> _PROBLEM STATEMENT_
Write out exactly, with no other output, the lines below from the one that contains "Extract the structured" through the end.

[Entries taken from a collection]
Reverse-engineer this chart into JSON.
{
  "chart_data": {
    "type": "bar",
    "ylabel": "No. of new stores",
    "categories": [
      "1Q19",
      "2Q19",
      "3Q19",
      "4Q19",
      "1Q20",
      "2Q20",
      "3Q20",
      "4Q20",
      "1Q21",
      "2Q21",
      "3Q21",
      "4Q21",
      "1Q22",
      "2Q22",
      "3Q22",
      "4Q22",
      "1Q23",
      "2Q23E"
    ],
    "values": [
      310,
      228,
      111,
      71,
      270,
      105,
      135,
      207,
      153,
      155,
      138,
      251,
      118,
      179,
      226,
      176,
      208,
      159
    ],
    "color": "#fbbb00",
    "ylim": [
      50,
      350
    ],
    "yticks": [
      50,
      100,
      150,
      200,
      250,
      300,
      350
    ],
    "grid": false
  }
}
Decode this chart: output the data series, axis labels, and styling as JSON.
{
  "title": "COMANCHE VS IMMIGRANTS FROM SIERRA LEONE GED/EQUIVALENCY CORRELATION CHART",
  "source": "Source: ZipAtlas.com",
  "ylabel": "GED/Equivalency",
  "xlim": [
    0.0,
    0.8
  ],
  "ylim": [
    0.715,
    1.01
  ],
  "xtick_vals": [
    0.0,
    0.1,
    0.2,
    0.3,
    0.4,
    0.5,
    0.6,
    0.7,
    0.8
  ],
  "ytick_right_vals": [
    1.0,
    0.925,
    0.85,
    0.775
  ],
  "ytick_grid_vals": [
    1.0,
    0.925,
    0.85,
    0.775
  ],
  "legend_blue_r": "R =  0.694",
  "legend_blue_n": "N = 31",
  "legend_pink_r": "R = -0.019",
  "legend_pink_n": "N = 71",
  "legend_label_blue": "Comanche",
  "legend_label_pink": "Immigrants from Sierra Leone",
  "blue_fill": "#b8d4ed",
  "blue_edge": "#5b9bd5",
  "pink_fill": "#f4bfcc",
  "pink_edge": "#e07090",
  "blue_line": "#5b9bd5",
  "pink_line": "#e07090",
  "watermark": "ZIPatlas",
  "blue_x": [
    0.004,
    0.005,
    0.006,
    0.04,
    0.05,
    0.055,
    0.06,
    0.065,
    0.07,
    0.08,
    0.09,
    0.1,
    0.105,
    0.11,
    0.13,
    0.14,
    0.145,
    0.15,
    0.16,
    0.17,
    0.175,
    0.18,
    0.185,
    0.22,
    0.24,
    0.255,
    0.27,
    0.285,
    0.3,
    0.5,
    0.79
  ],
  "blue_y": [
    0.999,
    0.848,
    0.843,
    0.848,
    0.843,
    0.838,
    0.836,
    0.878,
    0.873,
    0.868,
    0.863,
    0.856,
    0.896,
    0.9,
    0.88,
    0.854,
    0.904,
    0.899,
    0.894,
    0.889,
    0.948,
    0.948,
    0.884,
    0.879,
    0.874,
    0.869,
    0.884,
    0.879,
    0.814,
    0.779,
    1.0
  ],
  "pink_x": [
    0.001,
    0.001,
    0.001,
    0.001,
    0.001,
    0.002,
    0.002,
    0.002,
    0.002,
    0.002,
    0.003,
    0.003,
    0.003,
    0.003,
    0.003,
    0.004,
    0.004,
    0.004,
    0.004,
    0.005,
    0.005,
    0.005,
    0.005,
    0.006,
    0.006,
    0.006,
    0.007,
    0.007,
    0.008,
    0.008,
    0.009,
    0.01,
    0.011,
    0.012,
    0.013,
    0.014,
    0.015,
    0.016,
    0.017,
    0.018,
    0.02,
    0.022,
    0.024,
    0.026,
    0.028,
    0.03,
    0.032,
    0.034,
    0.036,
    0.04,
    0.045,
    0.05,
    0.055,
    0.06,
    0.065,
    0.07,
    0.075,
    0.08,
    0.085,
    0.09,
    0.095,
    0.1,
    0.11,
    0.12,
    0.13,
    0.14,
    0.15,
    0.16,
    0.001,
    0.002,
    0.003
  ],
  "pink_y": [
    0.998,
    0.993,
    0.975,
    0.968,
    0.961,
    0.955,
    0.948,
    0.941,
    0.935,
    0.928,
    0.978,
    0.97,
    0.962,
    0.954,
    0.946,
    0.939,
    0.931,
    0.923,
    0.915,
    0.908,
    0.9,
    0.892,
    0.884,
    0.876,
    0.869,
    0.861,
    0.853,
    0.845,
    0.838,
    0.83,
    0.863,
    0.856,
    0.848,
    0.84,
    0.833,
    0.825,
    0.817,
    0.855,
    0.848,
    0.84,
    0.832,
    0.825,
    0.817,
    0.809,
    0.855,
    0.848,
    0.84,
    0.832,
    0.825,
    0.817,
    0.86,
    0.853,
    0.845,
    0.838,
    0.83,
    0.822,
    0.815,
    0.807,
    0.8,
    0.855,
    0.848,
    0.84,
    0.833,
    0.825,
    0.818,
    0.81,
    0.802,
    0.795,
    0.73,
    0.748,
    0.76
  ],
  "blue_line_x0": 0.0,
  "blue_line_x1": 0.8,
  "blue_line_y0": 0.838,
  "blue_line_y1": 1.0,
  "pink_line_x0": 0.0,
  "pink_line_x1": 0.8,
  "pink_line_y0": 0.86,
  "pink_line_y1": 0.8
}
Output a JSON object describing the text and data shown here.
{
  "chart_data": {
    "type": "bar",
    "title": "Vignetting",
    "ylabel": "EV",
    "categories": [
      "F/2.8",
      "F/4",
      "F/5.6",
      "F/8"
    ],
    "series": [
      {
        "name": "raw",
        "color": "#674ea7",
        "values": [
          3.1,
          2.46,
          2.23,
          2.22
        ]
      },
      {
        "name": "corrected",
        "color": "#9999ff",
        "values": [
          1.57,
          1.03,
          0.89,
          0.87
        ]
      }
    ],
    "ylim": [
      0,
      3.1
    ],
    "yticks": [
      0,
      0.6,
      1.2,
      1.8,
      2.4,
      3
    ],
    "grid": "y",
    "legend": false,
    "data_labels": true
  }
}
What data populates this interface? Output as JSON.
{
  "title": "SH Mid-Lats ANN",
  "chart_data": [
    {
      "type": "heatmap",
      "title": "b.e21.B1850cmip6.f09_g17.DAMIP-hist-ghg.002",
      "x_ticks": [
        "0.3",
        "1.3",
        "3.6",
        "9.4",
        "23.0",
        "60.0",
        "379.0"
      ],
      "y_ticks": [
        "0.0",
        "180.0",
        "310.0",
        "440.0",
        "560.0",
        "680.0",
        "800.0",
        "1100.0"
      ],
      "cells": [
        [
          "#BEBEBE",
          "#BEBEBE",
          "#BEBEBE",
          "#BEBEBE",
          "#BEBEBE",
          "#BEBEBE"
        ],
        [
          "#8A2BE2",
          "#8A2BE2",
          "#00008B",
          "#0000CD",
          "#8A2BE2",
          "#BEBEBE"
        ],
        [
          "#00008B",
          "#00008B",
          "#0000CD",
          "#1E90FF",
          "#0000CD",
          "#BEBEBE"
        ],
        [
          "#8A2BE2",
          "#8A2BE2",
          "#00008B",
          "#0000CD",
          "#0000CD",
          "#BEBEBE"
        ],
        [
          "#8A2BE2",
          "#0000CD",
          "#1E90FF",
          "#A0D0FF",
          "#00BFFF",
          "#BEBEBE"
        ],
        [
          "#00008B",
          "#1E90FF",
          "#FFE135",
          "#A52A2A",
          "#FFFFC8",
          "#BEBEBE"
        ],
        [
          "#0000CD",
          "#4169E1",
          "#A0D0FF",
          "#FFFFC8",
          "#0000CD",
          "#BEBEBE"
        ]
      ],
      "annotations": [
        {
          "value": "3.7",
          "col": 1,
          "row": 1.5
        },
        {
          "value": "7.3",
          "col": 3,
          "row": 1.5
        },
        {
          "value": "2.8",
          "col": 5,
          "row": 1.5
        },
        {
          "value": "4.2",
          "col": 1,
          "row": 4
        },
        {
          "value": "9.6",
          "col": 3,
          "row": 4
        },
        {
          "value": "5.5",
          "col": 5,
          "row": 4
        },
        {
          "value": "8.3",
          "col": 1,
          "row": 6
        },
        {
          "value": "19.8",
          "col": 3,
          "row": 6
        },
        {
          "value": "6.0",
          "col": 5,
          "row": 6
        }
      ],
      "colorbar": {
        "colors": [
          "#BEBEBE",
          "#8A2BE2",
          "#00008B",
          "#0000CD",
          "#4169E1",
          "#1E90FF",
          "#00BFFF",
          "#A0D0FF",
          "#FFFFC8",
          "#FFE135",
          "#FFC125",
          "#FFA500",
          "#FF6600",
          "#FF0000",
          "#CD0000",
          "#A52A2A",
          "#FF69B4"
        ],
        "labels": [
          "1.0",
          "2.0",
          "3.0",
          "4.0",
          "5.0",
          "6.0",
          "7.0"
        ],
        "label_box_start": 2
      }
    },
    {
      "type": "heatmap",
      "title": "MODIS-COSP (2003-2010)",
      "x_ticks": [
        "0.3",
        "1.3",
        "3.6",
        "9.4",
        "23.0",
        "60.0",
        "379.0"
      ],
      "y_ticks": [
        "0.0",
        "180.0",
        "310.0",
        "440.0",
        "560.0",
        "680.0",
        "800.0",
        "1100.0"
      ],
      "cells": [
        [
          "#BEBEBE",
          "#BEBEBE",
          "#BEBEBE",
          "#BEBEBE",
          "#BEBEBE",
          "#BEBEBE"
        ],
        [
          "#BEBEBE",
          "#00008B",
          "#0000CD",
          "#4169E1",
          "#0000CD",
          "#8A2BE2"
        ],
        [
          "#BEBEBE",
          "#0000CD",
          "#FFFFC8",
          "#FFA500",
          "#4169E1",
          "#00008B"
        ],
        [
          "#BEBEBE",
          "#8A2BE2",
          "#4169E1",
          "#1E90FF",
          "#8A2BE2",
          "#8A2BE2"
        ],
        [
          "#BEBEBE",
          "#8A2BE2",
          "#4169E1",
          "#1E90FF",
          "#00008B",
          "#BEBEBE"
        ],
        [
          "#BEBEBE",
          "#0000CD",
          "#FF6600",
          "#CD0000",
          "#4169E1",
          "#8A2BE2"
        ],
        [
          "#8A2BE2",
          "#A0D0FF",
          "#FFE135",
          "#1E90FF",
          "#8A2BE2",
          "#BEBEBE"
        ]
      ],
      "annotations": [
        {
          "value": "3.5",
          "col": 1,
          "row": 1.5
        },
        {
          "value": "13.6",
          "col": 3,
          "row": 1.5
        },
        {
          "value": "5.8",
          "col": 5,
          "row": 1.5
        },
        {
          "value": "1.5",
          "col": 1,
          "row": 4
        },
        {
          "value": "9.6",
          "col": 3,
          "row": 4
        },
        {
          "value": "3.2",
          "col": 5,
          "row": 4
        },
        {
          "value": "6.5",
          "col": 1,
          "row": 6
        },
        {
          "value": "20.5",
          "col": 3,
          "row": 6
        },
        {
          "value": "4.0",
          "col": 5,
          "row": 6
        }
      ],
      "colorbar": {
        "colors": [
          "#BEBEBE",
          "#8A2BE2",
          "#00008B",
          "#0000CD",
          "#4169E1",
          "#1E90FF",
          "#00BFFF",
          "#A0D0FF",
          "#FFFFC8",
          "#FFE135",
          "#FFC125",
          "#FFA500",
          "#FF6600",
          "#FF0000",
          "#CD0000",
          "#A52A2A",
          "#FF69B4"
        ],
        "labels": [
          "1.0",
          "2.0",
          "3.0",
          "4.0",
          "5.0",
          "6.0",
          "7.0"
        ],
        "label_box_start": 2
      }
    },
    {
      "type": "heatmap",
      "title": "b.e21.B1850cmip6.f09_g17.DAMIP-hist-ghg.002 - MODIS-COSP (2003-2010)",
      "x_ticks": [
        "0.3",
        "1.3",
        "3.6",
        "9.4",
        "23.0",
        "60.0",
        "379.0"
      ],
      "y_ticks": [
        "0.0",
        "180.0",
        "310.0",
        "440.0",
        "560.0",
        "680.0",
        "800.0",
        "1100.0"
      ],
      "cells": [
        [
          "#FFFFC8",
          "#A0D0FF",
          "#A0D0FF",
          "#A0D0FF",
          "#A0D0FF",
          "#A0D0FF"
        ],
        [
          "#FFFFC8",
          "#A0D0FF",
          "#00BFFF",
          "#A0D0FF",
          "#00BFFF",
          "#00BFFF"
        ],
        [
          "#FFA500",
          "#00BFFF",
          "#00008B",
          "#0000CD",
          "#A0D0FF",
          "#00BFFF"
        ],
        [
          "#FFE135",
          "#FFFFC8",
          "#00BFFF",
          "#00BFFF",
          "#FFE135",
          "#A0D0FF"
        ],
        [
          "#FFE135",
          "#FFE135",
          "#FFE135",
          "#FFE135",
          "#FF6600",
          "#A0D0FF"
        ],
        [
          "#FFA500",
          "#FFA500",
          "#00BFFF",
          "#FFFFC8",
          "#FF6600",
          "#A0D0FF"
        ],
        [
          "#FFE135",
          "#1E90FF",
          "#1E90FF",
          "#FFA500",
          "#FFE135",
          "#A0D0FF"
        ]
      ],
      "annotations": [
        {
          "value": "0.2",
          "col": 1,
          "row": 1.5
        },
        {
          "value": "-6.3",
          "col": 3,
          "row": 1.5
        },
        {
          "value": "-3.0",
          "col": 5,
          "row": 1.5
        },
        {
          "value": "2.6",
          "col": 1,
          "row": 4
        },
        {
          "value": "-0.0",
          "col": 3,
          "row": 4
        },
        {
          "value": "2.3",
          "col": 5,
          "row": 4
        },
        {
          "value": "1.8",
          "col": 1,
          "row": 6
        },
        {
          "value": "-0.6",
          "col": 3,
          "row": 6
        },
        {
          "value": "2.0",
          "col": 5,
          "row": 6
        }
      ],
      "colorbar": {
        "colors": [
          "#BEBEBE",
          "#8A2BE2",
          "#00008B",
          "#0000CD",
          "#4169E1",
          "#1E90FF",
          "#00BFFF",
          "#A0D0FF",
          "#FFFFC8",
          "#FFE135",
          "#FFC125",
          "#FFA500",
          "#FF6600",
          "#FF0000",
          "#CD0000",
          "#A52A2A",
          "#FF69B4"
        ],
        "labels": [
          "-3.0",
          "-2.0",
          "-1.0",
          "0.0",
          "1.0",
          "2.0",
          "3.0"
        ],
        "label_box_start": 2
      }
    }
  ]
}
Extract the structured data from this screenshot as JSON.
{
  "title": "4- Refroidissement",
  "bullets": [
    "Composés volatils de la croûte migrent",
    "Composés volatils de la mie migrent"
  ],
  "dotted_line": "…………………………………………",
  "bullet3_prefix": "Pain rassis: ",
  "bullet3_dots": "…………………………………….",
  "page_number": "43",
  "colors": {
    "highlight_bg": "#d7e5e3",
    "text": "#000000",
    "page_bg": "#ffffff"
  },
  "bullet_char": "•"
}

> _THE OUTPUT_
Extract the structured data from this screenshot as JSON.
{
  "title": "4- Refroidissement",
  "bullets": [
    "Composés volatils de la croûte migrent",
    "Composés volatils de la mie migrent"
  ],
  "dotted_line": "…………………………………………",
  "bullet3_prefix": "Pain rassis: ",
  "bullet3_dots": "…………………………………….",
  "page_number": "43",
  "colors": {
    "highlight_bg": "#d7e5e3",
    "text": "#000000",
    "page_bg": "#ffffff"
  },
  "bullet_char": "•"
}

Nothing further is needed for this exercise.